(Records from a data source)
— start —

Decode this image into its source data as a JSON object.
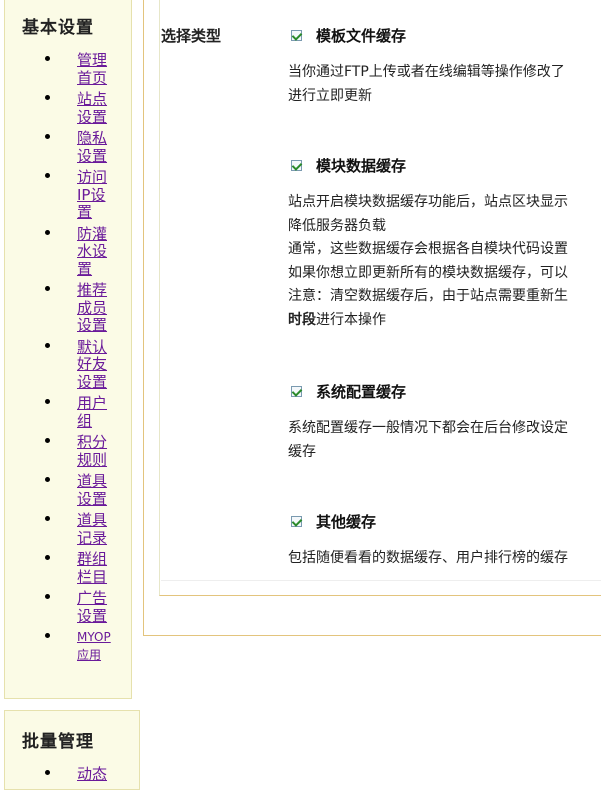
{
  "sidebar": {
    "section1_title": "基本设置",
    "items": [
      {
        "label": "管理首页"
      },
      {
        "label": "站点设置"
      },
      {
        "label": "隐私设置"
      },
      {
        "label": "访问IP设置"
      },
      {
        "label": "防灌水设置"
      },
      {
        "label": "推荐成员设置"
      },
      {
        "label": "默认好友设置"
      },
      {
        "label": "用户组"
      },
      {
        "label": "积分规则"
      },
      {
        "label": "道具设置"
      },
      {
        "label": "道具记录"
      },
      {
        "label": "群组栏目"
      },
      {
        "label": "广告设置"
      },
      {
        "label": "MYOP应用"
      }
    ],
    "section2_title": "批量管理",
    "section2_partial": "动态"
  },
  "main": {
    "type_label": "选择类型",
    "options": [
      {
        "title": "模板文件缓存",
        "checked": true,
        "desc": [
          "当你通过FTP上传或者在线编辑等操作修改了",
          "进行立即更新"
        ]
      },
      {
        "title": "模块数据缓存",
        "checked": true,
        "desc": [
          "站点开启模块数据缓存功能后，站点区块显示",
          "降低服务器负载",
          "通常，这些数据缓存会根据各自模块代码设置",
          "如果你想立即更新所有的模块数据缓存，可以",
          "注意：清空数据缓存后，由于站点需要重新生"
        ],
        "desc_bold": "时段",
        "desc_tail": "进行本操作"
      },
      {
        "title": "系统配置缓存",
        "checked": true,
        "desc": [
          "系统配置缓存一般情况下都会在后台修改设定",
          "缓存"
        ]
      },
      {
        "title": "其他缓存",
        "checked": true,
        "desc": [
          "包括随便看看的数据缓存、用户排行榜的缓存"
        ]
      }
    ]
  }
}
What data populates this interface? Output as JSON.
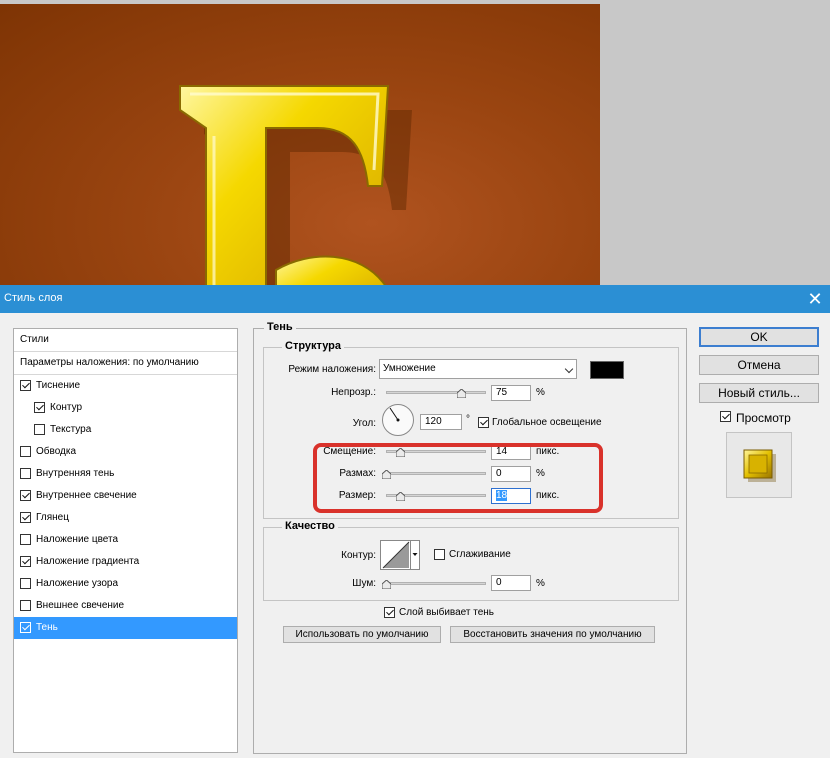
{
  "window": {
    "title": "Стиль слоя"
  },
  "styles_list": {
    "header": "Стили",
    "blending": "Параметры наложения: по умолчанию",
    "items": [
      {
        "label": "Тиснение",
        "checked": true
      },
      {
        "label": "Контур",
        "checked": true
      },
      {
        "label": "Текстура",
        "checked": false
      },
      {
        "label": "Обводка",
        "checked": false
      },
      {
        "label": "Внутренняя тень",
        "checked": false
      },
      {
        "label": "Внутреннее свечение",
        "checked": true
      },
      {
        "label": "Глянец",
        "checked": true
      },
      {
        "label": "Наложение цвета",
        "checked": false
      },
      {
        "label": "Наложение градиента",
        "checked": true
      },
      {
        "label": "Наложение узора",
        "checked": false
      },
      {
        "label": "Внешнее свечение",
        "checked": false
      },
      {
        "label": "Тень",
        "checked": true
      }
    ]
  },
  "shadow": {
    "section": "Тень",
    "structure": {
      "title": "Структура",
      "blend_mode_label": "Режим наложения:",
      "blend_mode_value": "Умножение",
      "shadow_color": "#000000",
      "opacity_label": "Непрозр.:",
      "opacity_value": "75",
      "percent": "%",
      "angle_label": "Угол:",
      "angle_value": "120",
      "degree": "°",
      "global_light_label": "Глобальное освещение",
      "global_light_checked": true,
      "distance_label": "Смещение:",
      "distance_value": "14",
      "distance_unit": "пикс.",
      "spread_label": "Размах:",
      "spread_value": "0",
      "spread_unit": "%",
      "size_label": "Размер:",
      "size_value": "18",
      "size_unit": "пикс."
    },
    "quality": {
      "title": "Качество",
      "contour_label": "Контур:",
      "antialias_label": "Сглаживание",
      "antialias_checked": false,
      "noise_label": "Шум:",
      "noise_value": "0",
      "percent": "%"
    },
    "knockout_label": "Слой выбивает тень",
    "knockout_checked": true,
    "make_default": "Использовать по умолчанию",
    "reset_default": "Восстановить значения по умолчанию"
  },
  "buttons": {
    "ok": "OK",
    "cancel": "Отмена",
    "new_style": "Новый стиль...",
    "preview_label": "Просмотр",
    "preview_checked": true
  },
  "colors": {
    "title_bar": "#2b8fd4",
    "selection": "#3399ff",
    "highlight": "#d9322b",
    "canvas": "#994410",
    "gold": "#f5d800"
  }
}
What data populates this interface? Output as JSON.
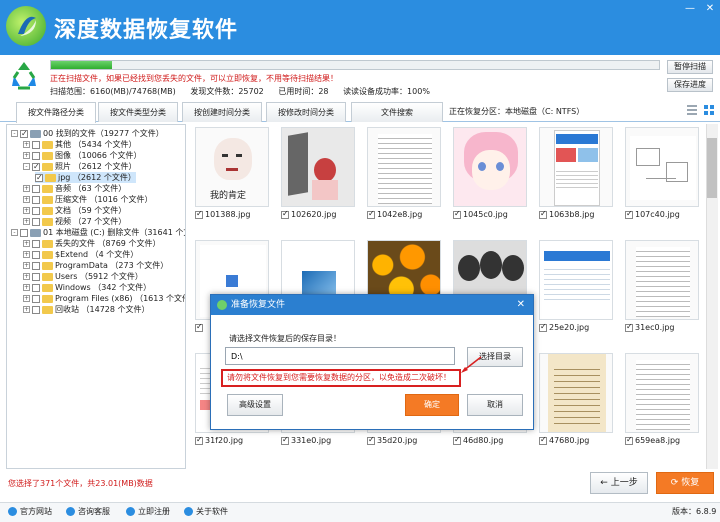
{
  "app": {
    "title": "深度数据恢复软件",
    "version": "版本：6.8.9"
  },
  "window": {
    "minimize_icon": "minimize-icon",
    "close_icon": "close-icon"
  },
  "scan": {
    "progress": 0.1,
    "warning": "正在扫描文件，如果已经找到您丢失的文件，可以立即恢复，不用等待扫描结果！",
    "range_label": "扫描范围：6160(MB)/74768(MB)",
    "found_label": "发现文件数：25702",
    "elapsed_label": "已用时间：28",
    "read_label": "读读设备成功率：100%",
    "pause_label": "暂停扫描",
    "save_label": "保存进度"
  },
  "tabs": [
    "按文件路径分类",
    "按文件类型分类",
    "按创建时间分类",
    "按修改时间分类",
    "文件搜索"
  ],
  "partition_label": "正在恢复分区：本地磁盘（C: NTFS）",
  "tree": [
    {
      "label": "00 找到的文件（19277 个文件）",
      "indent": 0,
      "pm": "-",
      "kind": "disk",
      "checked": true
    },
    {
      "label": "其他   （5434 个文件）",
      "indent": 1,
      "pm": "+",
      "kind": "folder"
    },
    {
      "label": "图像   （10066 个文件）",
      "indent": 1,
      "pm": "+",
      "kind": "folder"
    },
    {
      "label": "照片   （2612 个文件）",
      "indent": 1,
      "pm": "-",
      "kind": "folder",
      "checked": true
    },
    {
      "label": "jpg   （2612 个文件）",
      "indent": 2,
      "pm": "",
      "kind": "folder",
      "checked": true,
      "selected": true
    },
    {
      "label": "音频   （63 个文件）",
      "indent": 1,
      "pm": "+",
      "kind": "folder"
    },
    {
      "label": "压缩文件   （1016 个文件）",
      "indent": 1,
      "pm": "+",
      "kind": "folder"
    },
    {
      "label": "文档   （59 个文件）",
      "indent": 1,
      "pm": "+",
      "kind": "folder"
    },
    {
      "label": "视频   （27 个文件）",
      "indent": 1,
      "pm": "+",
      "kind": "folder"
    },
    {
      "label": "01 本地磁盘 (C:) 删除文件（31641 个文",
      "indent": 0,
      "pm": "-",
      "kind": "disk"
    },
    {
      "label": "丢失的文件   （8769 个文件）",
      "indent": 1,
      "pm": "+",
      "kind": "folder"
    },
    {
      "label": "$Extend   （4 个文件）",
      "indent": 1,
      "pm": "+",
      "kind": "folder"
    },
    {
      "label": "ProgramData   （273 个文件）",
      "indent": 1,
      "pm": "+",
      "kind": "folder"
    },
    {
      "label": "Users   （5912 个文件）",
      "indent": 1,
      "pm": "+",
      "kind": "folder"
    },
    {
      "label": "Windows   （342 个文件）",
      "indent": 1,
      "pm": "+",
      "kind": "folder"
    },
    {
      "label": "Program Files (x86)   （1613 个文件）",
      "indent": 1,
      "pm": "+",
      "kind": "folder"
    },
    {
      "label": "回收站   （14728 个文件）",
      "indent": 1,
      "pm": "+",
      "kind": "folder"
    }
  ],
  "files": [
    {
      "name": "101388.jpg",
      "thumb": "meme",
      "caption": "我的肯定"
    },
    {
      "name": "102620.jpg",
      "thumb": "anime-red"
    },
    {
      "name": "1042e8.jpg",
      "thumb": "doc"
    },
    {
      "name": "1045c0.jpg",
      "thumb": "anime-pink"
    },
    {
      "name": "1063b8.jpg",
      "thumb": "web"
    },
    {
      "name": "107c40.jpg",
      "thumb": "diagram"
    },
    {
      "name": "",
      "thumb": "qr"
    },
    {
      "name": "",
      "thumb": "blue"
    },
    {
      "name": "",
      "thumb": "flowers"
    },
    {
      "name": "",
      "thumb": "meme-group"
    },
    {
      "name": "25e20.jpg",
      "thumb": "web-blue"
    },
    {
      "name": "31ec0.jpg",
      "thumb": "doc"
    },
    {
      "name": "31f20.jpg",
      "thumb": "web-red"
    },
    {
      "name": "331e0.jpg",
      "thumb": "blank"
    },
    {
      "name": "35d20.jpg",
      "thumb": "doc-green"
    },
    {
      "name": "46d80.jpg",
      "thumb": "doc-small"
    },
    {
      "name": "47680.jpg",
      "thumb": "paper"
    },
    {
      "name": "659ea8.jpg",
      "thumb": "doc"
    }
  ],
  "selection_status": "您选择了371个文件，共23.01(MB)数据",
  "buttons": {
    "prev": "上一步",
    "recover": "恢复"
  },
  "footer": [
    "官方网站",
    "咨询客服",
    "立即注册",
    "关于软件"
  ],
  "dialog": {
    "title": "准备恢复文件",
    "prompt": "请选择文件恢复后的保存目录！",
    "path": "D:\\",
    "choose": "选择目录",
    "hint": "请勿将文件恢复到您需要恢复数据的分区，以免造成二次破坏！",
    "advanced": "高级设置",
    "ok": "确定",
    "cancel": "取消"
  }
}
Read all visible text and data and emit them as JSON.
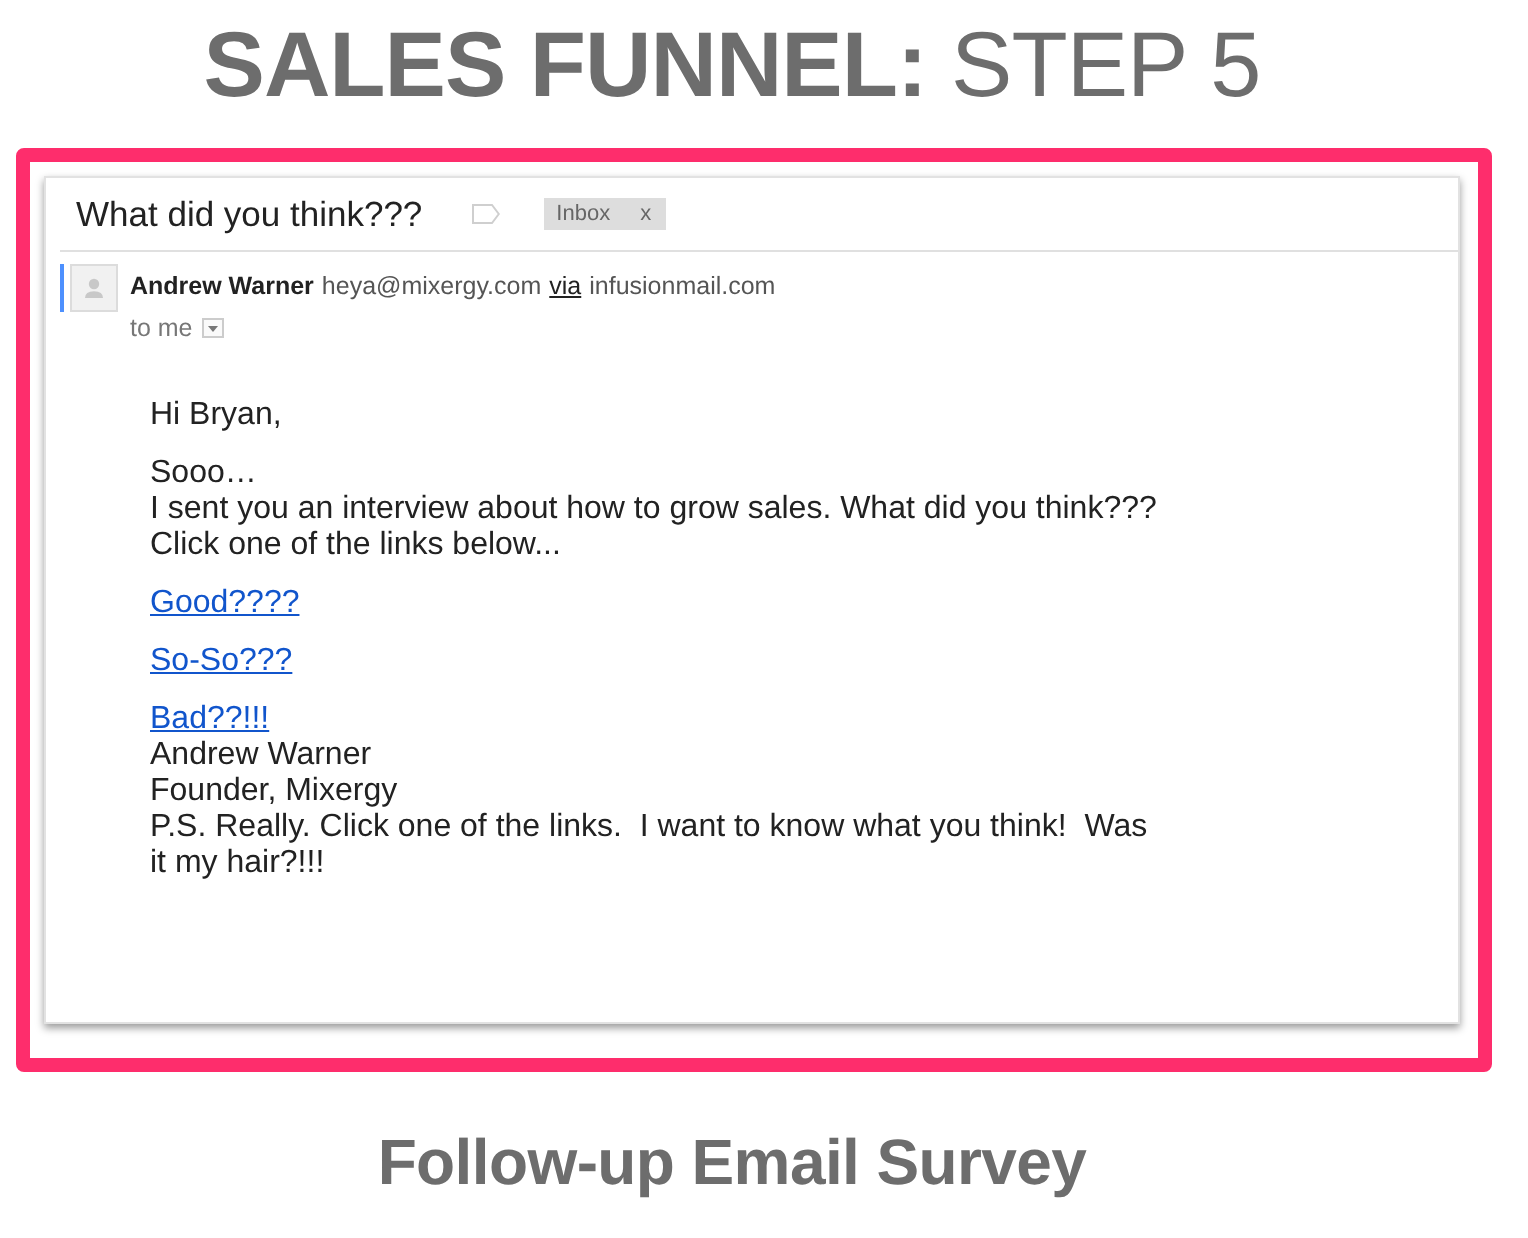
{
  "header": {
    "title": "**SALES FUNNEL:** STEP 5"
  },
  "email": {
    "subject": "What did you think???",
    "labels": [
      {
        "text": "Inbox",
        "remove": "x"
      }
    ],
    "sender": {
      "name": "Andrew Warner",
      "email": "heya@mixergy.com",
      "via": "via",
      "domain": "infusionmail.com"
    },
    "recipient": "to me",
    "body": [
      {
        "lines": [
          {
            "kind": "text",
            "text": "Hi Bryan,"
          }
        ]
      },
      {
        "lines": [
          {
            "kind": "text",
            "text": "Sooo…"
          },
          {
            "kind": "text",
            "text": "I sent you an interview about how to grow sales. What did you think???"
          },
          {
            "kind": "text",
            "text": "Click one of the links below..."
          }
        ]
      },
      {
        "lines": [
          {
            "kind": "link",
            "text": "Good????"
          }
        ]
      },
      {
        "lines": [
          {
            "kind": "link",
            "text": "So-So???"
          }
        ]
      },
      {
        "lines": [
          {
            "kind": "link",
            "text": "Bad??!!!"
          },
          {
            "kind": "text",
            "text": "Andrew Warner"
          },
          {
            "kind": "text",
            "text": "Founder, Mixergy"
          },
          {
            "kind": "text",
            "text": "P.S. Really. Click one of the links.  I want to know what you think!  Was it my hair?!!!"
          }
        ]
      }
    ]
  },
  "caption": "Follow-up Email Survey"
}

— end —

• _Task to carry out_
Report each line of the material above where the word "свечение" appears.

• _Result_
        "label": "Внутреннее свечение",
        "label": "Внешнее свечение",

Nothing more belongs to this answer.